§ What the exercise asks: Using the entries that follow, collect the lines where the word "Stimmen" appears.

§ Stored records:

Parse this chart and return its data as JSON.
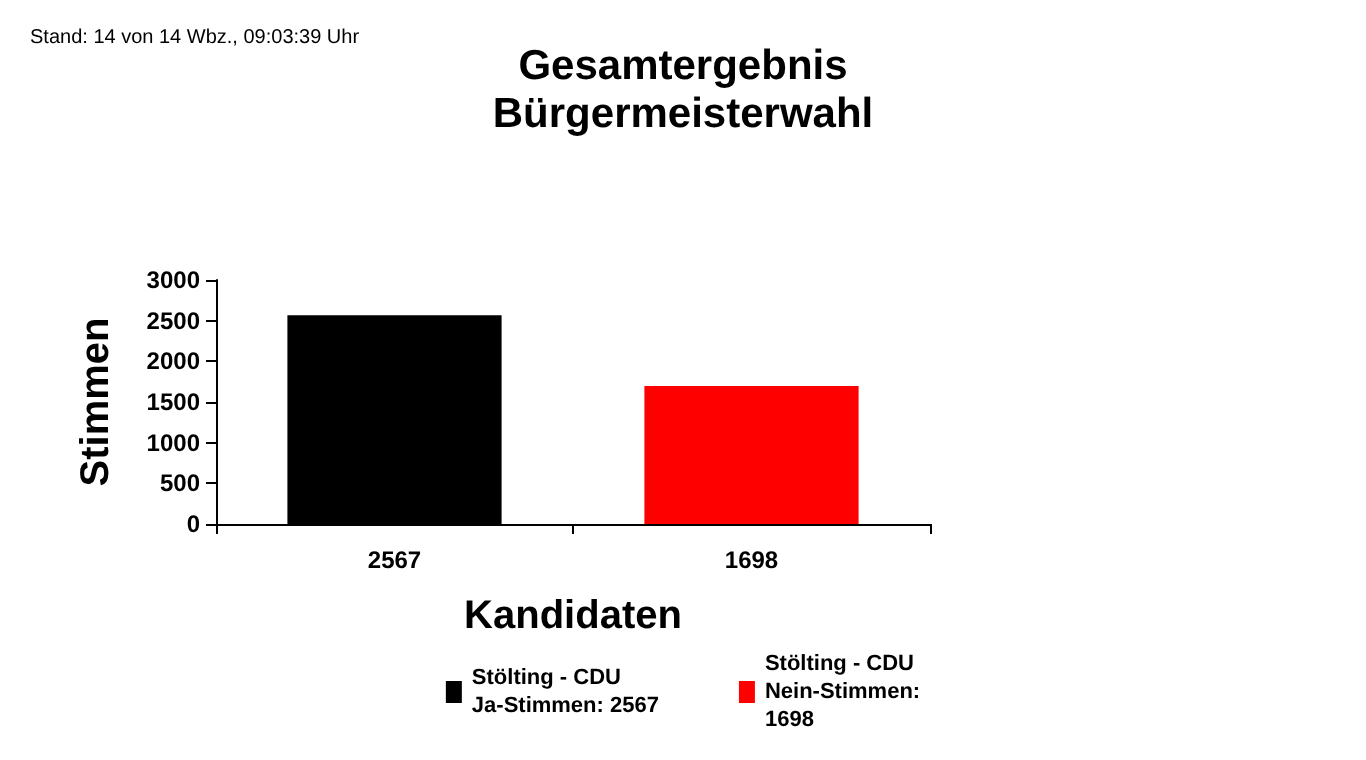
{
  "chart_data": {
    "type": "bar",
    "title": "Gesamtergebnis\nBürgermeisterwahl",
    "xlabel": "Kandidaten",
    "ylabel": "Stimmen",
    "annotations": [
      "Stand: 14 von 14 Wbz., 09:03:39 Uhr"
    ],
    "categories": [
      "2567",
      "1698"
    ],
    "stacked": true,
    "series": [
      {
        "name": "Stölting - CDU\nJa-Stimmen: 2567",
        "color": "#000000",
        "values": [
          2567,
          null
        ]
      },
      {
        "name": "Stölting - CDU\nNein-Stimmen:\n1698",
        "color": "#ff0000",
        "values": [
          null,
          1698
        ]
      }
    ],
    "ylim": [
      0,
      3000
    ],
    "yticks": [
      0,
      500,
      1000,
      1500,
      2000,
      2500,
      3000
    ],
    "legend": "bottom"
  }
}
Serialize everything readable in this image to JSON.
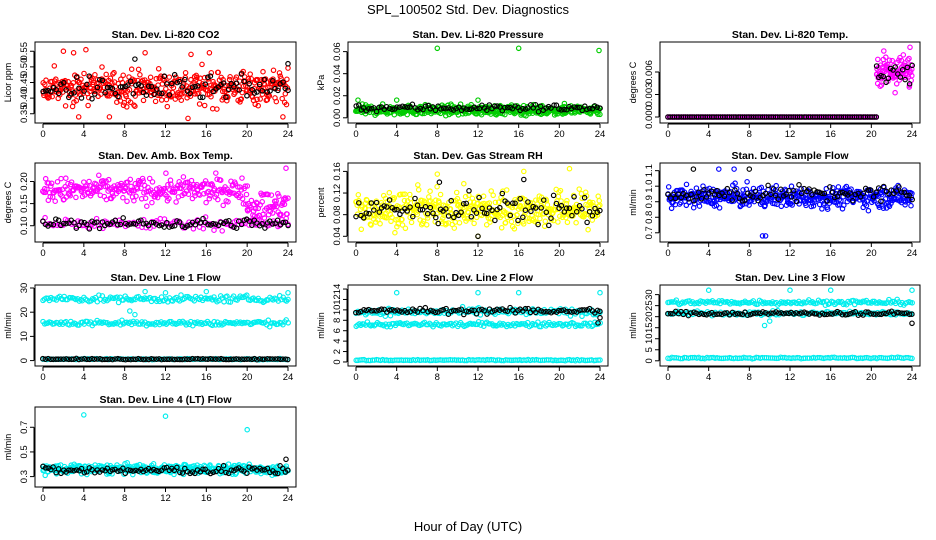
{
  "title": "SPL_100502  Std. Dev. Diagnostics",
  "xlabel": "Hour of Day (UTC)",
  "chart_data": [
    {
      "type": "scatter",
      "title": "Stan. Dev. Li-820 CO2",
      "ylabel": "Licor ppm",
      "xlim": [
        0,
        24
      ],
      "ylim": [
        0.33,
        0.57
      ],
      "xticks": [
        "0",
        "4",
        "8",
        "12",
        "16",
        "20",
        "24"
      ],
      "yticks": [
        "0.35",
        "0.40",
        "0.45",
        "0.50",
        "0.55"
      ],
      "series": [
        {
          "color": "#ff0000",
          "n": 420,
          "x_range": [
            0,
            24
          ],
          "y_center": 0.435,
          "y_spread": 0.05,
          "outliers": [
            [
              4.2,
              0.555
            ],
            [
              2.0,
              0.55
            ],
            [
              3.0,
              0.545
            ],
            [
              16.3,
              0.545
            ],
            [
              10.0,
              0.545
            ],
            [
              14.5,
              0.54
            ],
            [
              14.2,
              0.335
            ],
            [
              6.5,
              0.34
            ],
            [
              3.5,
              0.34
            ],
            [
              23.5,
              0.34
            ]
          ]
        },
        {
          "color": "#000000",
          "n": 96,
          "x_range": [
            0,
            24
          ],
          "y_center": 0.43,
          "y_spread": 0.035,
          "outliers": [
            [
              9.0,
              0.525
            ],
            [
              24.0,
              0.51
            ]
          ]
        }
      ]
    },
    {
      "type": "scatter",
      "title": "Stan. Dev. Li-820 Pressure",
      "ylabel": "kPa",
      "xlim": [
        0,
        24
      ],
      "ylim": [
        -0.002,
        0.066
      ],
      "xticks": [
        "0",
        "4",
        "8",
        "12",
        "16",
        "20",
        "24"
      ],
      "yticks": [
        "0.00",
        "0.02",
        "0.04",
        "0.06"
      ],
      "series": [
        {
          "color": "#00cc00",
          "n": 420,
          "x_range": [
            0,
            24
          ],
          "y_center": 0.007,
          "y_spread": 0.004,
          "outliers": [
            [
              8.0,
              0.063
            ],
            [
              16.0,
              0.063
            ],
            [
              23.9,
              0.061
            ],
            [
              0.2,
              0.016
            ],
            [
              4.0,
              0.016
            ],
            [
              12.0,
              0.016
            ],
            [
              20.5,
              0.013
            ]
          ]
        },
        {
          "color": "#000000",
          "n": 96,
          "x_range": [
            0,
            24
          ],
          "y_center": 0.009,
          "y_spread": 0.003,
          "outliers": []
        }
      ]
    },
    {
      "type": "scatter",
      "title": "Stan. Dev. Li-820 Temp.",
      "ylabel": "degrees C",
      "xlim": [
        0,
        24
      ],
      "ylim": [
        -0.0004,
        0.0096
      ],
      "xticks": [
        "0",
        "4",
        "8",
        "12",
        "16",
        "20",
        "24"
      ],
      "yticks": [
        "0.000",
        "0.003",
        "0.006"
      ],
      "series": [
        {
          "color": "#ff00ff",
          "n": 160,
          "x_range": [
            0,
            20.5
          ],
          "y_center": 0.0,
          "y_spread": 0.0,
          "outliers": []
        },
        {
          "color": "#ff00ff",
          "n": 90,
          "x_range": [
            20.5,
            24
          ],
          "y_center": 0.006,
          "y_spread": 0.002,
          "outliers": [
            [
              23.8,
              0.0093
            ]
          ]
        },
        {
          "color": "#000000",
          "n": 96,
          "x_range": [
            0,
            20.5
          ],
          "y_center": 0.0,
          "y_spread": 0.0,
          "outliers": []
        },
        {
          "color": "#000000",
          "n": 16,
          "x_range": [
            20.5,
            24
          ],
          "y_center": 0.006,
          "y_spread": 0.0015,
          "outliers": []
        }
      ]
    },
    {
      "type": "scatter",
      "title": "Stan. Dev. Amb. Box Temp.",
      "ylabel": "degrees C",
      "xlim": [
        0,
        24
      ],
      "ylim": [
        0.07,
        0.235
      ],
      "xticks": [
        "0",
        "4",
        "8",
        "12",
        "16",
        "20",
        "24"
      ],
      "yticks": [
        "0.10",
        "0.15",
        "0.20"
      ],
      "series": [
        {
          "color": "#ff00ff",
          "n": 280,
          "x_range": [
            0,
            20
          ],
          "y_center": 0.18,
          "y_spread": 0.025,
          "outliers": []
        },
        {
          "color": "#ff00ff",
          "n": 60,
          "x_range": [
            20,
            24
          ],
          "y_center": 0.145,
          "y_spread": 0.03,
          "outliers": [
            [
              23.8,
              0.23
            ]
          ]
        },
        {
          "color": "#ff00ff",
          "n": 120,
          "x_range": [
            0,
            24
          ],
          "y_center": 0.105,
          "y_spread": 0.012,
          "outliers": []
        },
        {
          "color": "#000000",
          "n": 96,
          "x_range": [
            0,
            24
          ],
          "y_center": 0.105,
          "y_spread": 0.01,
          "outliers": []
        }
      ]
    },
    {
      "type": "scatter",
      "title": "Stan. Dev. Gas Stream RH",
      "ylabel": "percent",
      "xlim": [
        0,
        24
      ],
      "ylim": [
        0.035,
        0.17
      ],
      "xticks": [
        "0",
        "4",
        "8",
        "12",
        "16",
        "20",
        "24"
      ],
      "yticks": [
        "0.04",
        "0.08",
        "0.12",
        "0.16"
      ],
      "series": [
        {
          "color": "#ffff00",
          "n": 420,
          "x_range": [
            0,
            24
          ],
          "y_center": 0.09,
          "y_spread": 0.03,
          "outliers": [
            [
              21.0,
              0.165
            ],
            [
              16.5,
              0.16
            ],
            [
              8.0,
              0.155
            ],
            [
              12.0,
              0.04
            ]
          ]
        },
        {
          "color": "#000000",
          "n": 96,
          "x_range": [
            0,
            24
          ],
          "y_center": 0.09,
          "y_spread": 0.025,
          "outliers": [
            [
              16.5,
              0.145
            ],
            [
              8.2,
              0.14
            ],
            [
              12.0,
              0.04
            ]
          ]
        }
      ]
    },
    {
      "type": "scatter",
      "title": "Stan. Dev. Sample Flow",
      "ylabel": "ml/min",
      "xlim": [
        0,
        24
      ],
      "ylim": [
        0.66,
        1.13
      ],
      "xticks": [
        "0",
        "4",
        "8",
        "12",
        "16",
        "20",
        "24"
      ],
      "yticks": [
        "0.7",
        "0.8",
        "0.9",
        "1.0",
        "1.1"
      ],
      "series": [
        {
          "color": "#0000ff",
          "n": 420,
          "x_range": [
            0,
            24
          ],
          "y_center": 0.93,
          "y_spread": 0.06,
          "outliers": [
            [
              9.3,
              0.68
            ],
            [
              9.6,
              0.68
            ],
            [
              5.0,
              1.11
            ],
            [
              6.5,
              1.11
            ]
          ]
        },
        {
          "color": "#000000",
          "n": 96,
          "x_range": [
            0,
            24
          ],
          "y_center": 0.95,
          "y_spread": 0.05,
          "outliers": [
            [
              2.5,
              1.11
            ],
            [
              8.0,
              1.11
            ]
          ]
        }
      ]
    },
    {
      "type": "scatter",
      "title": "Stan. Dev. Line 1 Flow",
      "ylabel": "ml/min",
      "xlim": [
        0,
        24
      ],
      "ylim": [
        -1,
        30
      ],
      "xticks": [
        "0",
        "4",
        "8",
        "12",
        "16",
        "20",
        "24"
      ],
      "yticks": [
        "0",
        "10",
        "20",
        "30"
      ],
      "series": [
        {
          "color": "#00eeee",
          "n": 150,
          "x_range": [
            0,
            24
          ],
          "y_center": 25.5,
          "y_spread": 1.2,
          "outliers": [
            [
              8.5,
              20.5
            ],
            [
              9.0,
              19.0
            ],
            [
              10.0,
              28.5
            ],
            [
              12.0,
              28.0
            ],
            [
              16.0,
              28.5
            ],
            [
              24.0,
              28.0
            ]
          ]
        },
        {
          "color": "#00eeee",
          "n": 150,
          "x_range": [
            0,
            24
          ],
          "y_center": 15.5,
          "y_spread": 1.0,
          "outliers": []
        },
        {
          "color": "#00eeee",
          "n": 120,
          "x_range": [
            0,
            24
          ],
          "y_center": 0.6,
          "y_spread": 0.2,
          "outliers": []
        },
        {
          "color": "#000000",
          "n": 96,
          "x_range": [
            0,
            24
          ],
          "y_center": 0.6,
          "y_spread": 0.2,
          "outliers": []
        }
      ]
    },
    {
      "type": "scatter",
      "title": "Stan. Dev. Line 2 Flow",
      "ylabel": "ml/min",
      "xlim": [
        0,
        24
      ],
      "ylim": [
        -0.2,
        14.2
      ],
      "xticks": [
        "0",
        "4",
        "8",
        "12",
        "16",
        "20",
        "24"
      ],
      "yticks": [
        "0",
        "2",
        "4",
        "6",
        "8",
        "10",
        "12",
        "14"
      ],
      "series": [
        {
          "color": "#00eeee",
          "n": 150,
          "x_range": [
            0,
            24
          ],
          "y_center": 9.6,
          "y_spread": 0.6,
          "outliers": [
            [
              4.0,
              13.3
            ],
            [
              12.0,
              13.3
            ],
            [
              16.0,
              13.3
            ],
            [
              24.0,
              13.3
            ]
          ]
        },
        {
          "color": "#00eeee",
          "n": 150,
          "x_range": [
            0,
            24
          ],
          "y_center": 7.2,
          "y_spread": 0.4,
          "outliers": []
        },
        {
          "color": "#00eeee",
          "n": 120,
          "x_range": [
            0,
            24
          ],
          "y_center": 0.35,
          "y_spread": 0.1,
          "outliers": []
        },
        {
          "color": "#000000",
          "n": 96,
          "x_range": [
            0,
            24
          ],
          "y_center": 9.8,
          "y_spread": 0.5,
          "outliers": [
            [
              23.8,
              7.5
            ],
            [
              24.0,
              8.5
            ]
          ]
        }
      ]
    },
    {
      "type": "scatter",
      "title": "Stan. Dev. Line 3 Flow",
      "ylabel": "ml/min",
      "xlim": [
        0,
        24
      ],
      "ylim": [
        -1,
        33
      ],
      "xticks": [
        "0",
        "4",
        "8",
        "12",
        "16",
        "20",
        "24"
      ],
      "yticks": [
        "0",
        "5",
        "10",
        "15",
        "20",
        "25",
        "30"
      ],
      "series": [
        {
          "color": "#00eeee",
          "n": 150,
          "x_range": [
            0,
            24
          ],
          "y_center": 26.5,
          "y_spread": 1.0,
          "outliers": [
            [
              9.5,
              16.0
            ],
            [
              10.0,
              18.0
            ],
            [
              4.0,
              32.0
            ],
            [
              12.0,
              32.0
            ],
            [
              16.0,
              32.0
            ],
            [
              24.0,
              32.0
            ]
          ]
        },
        {
          "color": "#00eeee",
          "n": 150,
          "x_range": [
            0,
            24
          ],
          "y_center": 21.5,
          "y_spread": 0.8,
          "outliers": []
        },
        {
          "color": "#00eeee",
          "n": 120,
          "x_range": [
            0,
            24
          ],
          "y_center": 1.3,
          "y_spread": 0.3,
          "outliers": []
        },
        {
          "color": "#000000",
          "n": 96,
          "x_range": [
            0,
            24
          ],
          "y_center": 21.5,
          "y_spread": 0.8,
          "outliers": [
            [
              24.0,
              17.0
            ]
          ]
        }
      ]
    },
    {
      "type": "scatter",
      "title": "Stan. Dev. Line 4 (LT) Flow",
      "ylabel": "ml/min",
      "xlim": [
        0,
        24
      ],
      "ylim": [
        0.24,
        0.84
      ],
      "xticks": [
        "0",
        "4",
        "8",
        "12",
        "16",
        "20",
        "24"
      ],
      "yticks": [
        "0.3",
        "0.5",
        "0.7"
      ],
      "series": [
        {
          "color": "#00eeee",
          "n": 420,
          "x_range": [
            0,
            24
          ],
          "y_center": 0.36,
          "y_spread": 0.035,
          "outliers": [
            [
              4.0,
              0.8
            ],
            [
              12.0,
              0.79
            ],
            [
              20.0,
              0.68
            ]
          ]
        },
        {
          "color": "#000000",
          "n": 96,
          "x_range": [
            0,
            24
          ],
          "y_center": 0.35,
          "y_spread": 0.03,
          "outliers": [
            [
              23.8,
              0.44
            ]
          ]
        }
      ]
    }
  ]
}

§ Answer below:
    "ylabel": "Stimmen",
        "name": "Stölting - CDU\nJa-Stimmen: 2567",
        "name": "Stölting - CDU\nNein-Stimmen:\n1698",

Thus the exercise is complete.